Raw records:
-------------------------

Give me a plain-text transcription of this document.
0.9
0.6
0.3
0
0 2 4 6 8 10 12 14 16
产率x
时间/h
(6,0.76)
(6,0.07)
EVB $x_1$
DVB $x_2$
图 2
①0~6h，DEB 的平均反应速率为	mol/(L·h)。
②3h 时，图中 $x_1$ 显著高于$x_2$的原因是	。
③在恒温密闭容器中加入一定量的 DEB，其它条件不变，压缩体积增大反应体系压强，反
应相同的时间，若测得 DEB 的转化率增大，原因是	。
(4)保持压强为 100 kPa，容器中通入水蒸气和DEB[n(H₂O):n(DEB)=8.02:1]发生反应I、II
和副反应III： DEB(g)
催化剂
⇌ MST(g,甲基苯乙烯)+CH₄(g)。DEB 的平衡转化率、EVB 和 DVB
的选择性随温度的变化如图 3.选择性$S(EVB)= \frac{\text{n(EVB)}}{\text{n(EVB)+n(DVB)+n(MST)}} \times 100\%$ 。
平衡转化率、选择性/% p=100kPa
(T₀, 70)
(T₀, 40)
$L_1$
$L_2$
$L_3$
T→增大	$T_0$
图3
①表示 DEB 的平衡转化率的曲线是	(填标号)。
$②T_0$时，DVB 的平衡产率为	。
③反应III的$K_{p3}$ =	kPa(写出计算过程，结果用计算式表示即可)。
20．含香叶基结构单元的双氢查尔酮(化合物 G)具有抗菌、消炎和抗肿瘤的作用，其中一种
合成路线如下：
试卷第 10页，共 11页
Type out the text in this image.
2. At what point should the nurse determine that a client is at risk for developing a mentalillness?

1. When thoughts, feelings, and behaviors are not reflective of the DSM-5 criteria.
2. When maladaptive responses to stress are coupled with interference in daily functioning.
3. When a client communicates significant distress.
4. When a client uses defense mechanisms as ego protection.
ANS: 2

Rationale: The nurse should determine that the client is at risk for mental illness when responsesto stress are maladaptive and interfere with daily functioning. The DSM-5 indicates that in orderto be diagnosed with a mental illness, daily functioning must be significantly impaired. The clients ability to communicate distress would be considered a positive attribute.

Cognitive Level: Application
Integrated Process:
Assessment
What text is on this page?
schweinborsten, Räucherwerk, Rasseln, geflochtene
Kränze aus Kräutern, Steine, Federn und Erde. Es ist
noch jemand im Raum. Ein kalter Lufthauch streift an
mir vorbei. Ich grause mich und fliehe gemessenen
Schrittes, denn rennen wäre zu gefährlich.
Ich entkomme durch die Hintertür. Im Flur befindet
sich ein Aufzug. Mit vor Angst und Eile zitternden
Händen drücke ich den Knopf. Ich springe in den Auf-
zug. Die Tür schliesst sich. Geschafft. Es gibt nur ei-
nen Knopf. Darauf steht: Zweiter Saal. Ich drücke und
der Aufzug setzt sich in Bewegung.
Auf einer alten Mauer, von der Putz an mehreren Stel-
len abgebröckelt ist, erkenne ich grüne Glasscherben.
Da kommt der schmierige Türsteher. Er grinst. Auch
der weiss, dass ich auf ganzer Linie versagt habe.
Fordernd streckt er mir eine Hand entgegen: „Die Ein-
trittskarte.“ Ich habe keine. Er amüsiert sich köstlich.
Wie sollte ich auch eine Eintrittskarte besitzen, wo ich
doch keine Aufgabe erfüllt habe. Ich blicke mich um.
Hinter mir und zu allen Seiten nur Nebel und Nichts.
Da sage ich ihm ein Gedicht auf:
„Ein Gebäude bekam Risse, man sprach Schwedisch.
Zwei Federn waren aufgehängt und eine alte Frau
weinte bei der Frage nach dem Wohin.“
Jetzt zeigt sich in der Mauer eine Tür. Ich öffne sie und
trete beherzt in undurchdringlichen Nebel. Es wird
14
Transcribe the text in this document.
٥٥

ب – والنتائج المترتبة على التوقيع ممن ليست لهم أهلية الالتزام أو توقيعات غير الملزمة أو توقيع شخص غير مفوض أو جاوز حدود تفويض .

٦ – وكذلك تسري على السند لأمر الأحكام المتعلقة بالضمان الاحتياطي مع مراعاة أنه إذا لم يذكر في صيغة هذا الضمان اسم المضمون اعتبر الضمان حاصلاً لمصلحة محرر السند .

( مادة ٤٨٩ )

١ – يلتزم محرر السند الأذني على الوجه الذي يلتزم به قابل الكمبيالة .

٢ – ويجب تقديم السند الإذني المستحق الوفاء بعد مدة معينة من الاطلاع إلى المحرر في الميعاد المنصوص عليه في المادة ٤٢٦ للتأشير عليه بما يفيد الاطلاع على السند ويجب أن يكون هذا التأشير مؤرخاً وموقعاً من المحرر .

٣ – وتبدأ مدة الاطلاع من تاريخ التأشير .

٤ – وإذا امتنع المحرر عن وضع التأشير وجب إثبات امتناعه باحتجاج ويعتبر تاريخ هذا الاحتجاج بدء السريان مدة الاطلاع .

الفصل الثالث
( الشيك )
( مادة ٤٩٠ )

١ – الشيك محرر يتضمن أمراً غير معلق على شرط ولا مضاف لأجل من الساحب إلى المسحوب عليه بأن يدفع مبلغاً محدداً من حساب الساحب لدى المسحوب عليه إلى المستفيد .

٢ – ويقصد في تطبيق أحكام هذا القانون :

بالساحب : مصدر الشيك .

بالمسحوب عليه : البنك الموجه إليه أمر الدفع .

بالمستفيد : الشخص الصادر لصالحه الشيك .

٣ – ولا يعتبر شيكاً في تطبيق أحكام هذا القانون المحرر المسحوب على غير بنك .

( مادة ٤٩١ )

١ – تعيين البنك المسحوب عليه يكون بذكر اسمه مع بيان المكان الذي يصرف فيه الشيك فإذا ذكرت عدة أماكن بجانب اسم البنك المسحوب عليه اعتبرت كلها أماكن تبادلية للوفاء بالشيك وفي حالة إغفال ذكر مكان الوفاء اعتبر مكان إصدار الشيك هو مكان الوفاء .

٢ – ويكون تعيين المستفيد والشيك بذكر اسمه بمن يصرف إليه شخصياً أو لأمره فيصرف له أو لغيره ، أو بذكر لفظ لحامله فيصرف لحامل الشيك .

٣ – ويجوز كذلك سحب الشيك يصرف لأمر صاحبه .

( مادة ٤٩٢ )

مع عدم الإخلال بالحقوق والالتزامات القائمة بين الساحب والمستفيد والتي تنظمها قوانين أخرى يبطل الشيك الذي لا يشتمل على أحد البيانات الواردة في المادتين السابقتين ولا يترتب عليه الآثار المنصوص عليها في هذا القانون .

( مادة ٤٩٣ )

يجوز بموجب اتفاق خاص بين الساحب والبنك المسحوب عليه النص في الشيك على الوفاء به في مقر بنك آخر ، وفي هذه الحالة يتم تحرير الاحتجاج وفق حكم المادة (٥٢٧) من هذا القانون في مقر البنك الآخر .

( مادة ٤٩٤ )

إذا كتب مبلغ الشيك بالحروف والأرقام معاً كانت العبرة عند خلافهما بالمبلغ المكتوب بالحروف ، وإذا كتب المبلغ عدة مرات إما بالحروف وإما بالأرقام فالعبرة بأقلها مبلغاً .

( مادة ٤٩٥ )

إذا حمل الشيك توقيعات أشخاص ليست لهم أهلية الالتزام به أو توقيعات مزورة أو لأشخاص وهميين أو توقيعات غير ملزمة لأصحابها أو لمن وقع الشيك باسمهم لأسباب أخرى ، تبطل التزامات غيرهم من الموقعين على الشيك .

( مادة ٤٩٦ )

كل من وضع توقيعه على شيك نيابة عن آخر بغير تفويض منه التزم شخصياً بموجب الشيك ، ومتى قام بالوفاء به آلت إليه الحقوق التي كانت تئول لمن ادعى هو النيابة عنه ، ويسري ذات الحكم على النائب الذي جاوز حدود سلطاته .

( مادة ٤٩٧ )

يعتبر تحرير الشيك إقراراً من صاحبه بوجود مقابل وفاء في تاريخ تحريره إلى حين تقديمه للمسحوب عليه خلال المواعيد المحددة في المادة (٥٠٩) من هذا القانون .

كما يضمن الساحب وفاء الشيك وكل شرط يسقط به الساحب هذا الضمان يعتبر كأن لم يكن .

-------------------------

Task objective |
Return all lines containing the word "وإذا".

Result |
٤ – وإذا امتنع المحرر عن وضع التأشير وجب إثبات امتناعه باحتجاج ويعتبر تاريخ هذا الاحتجاج بدء السريان مدة الاطلاع .
إذا كتب مبلغ الشيك بالحروف والأرقام معاً كانت العبرة عند خلافهما بالمبلغ المكتوب بالحروف ، وإذا كتب المبلغ عدة مرات إما بالحروف وإما بالأرقام فالعبرة بأقلها مبلغاً .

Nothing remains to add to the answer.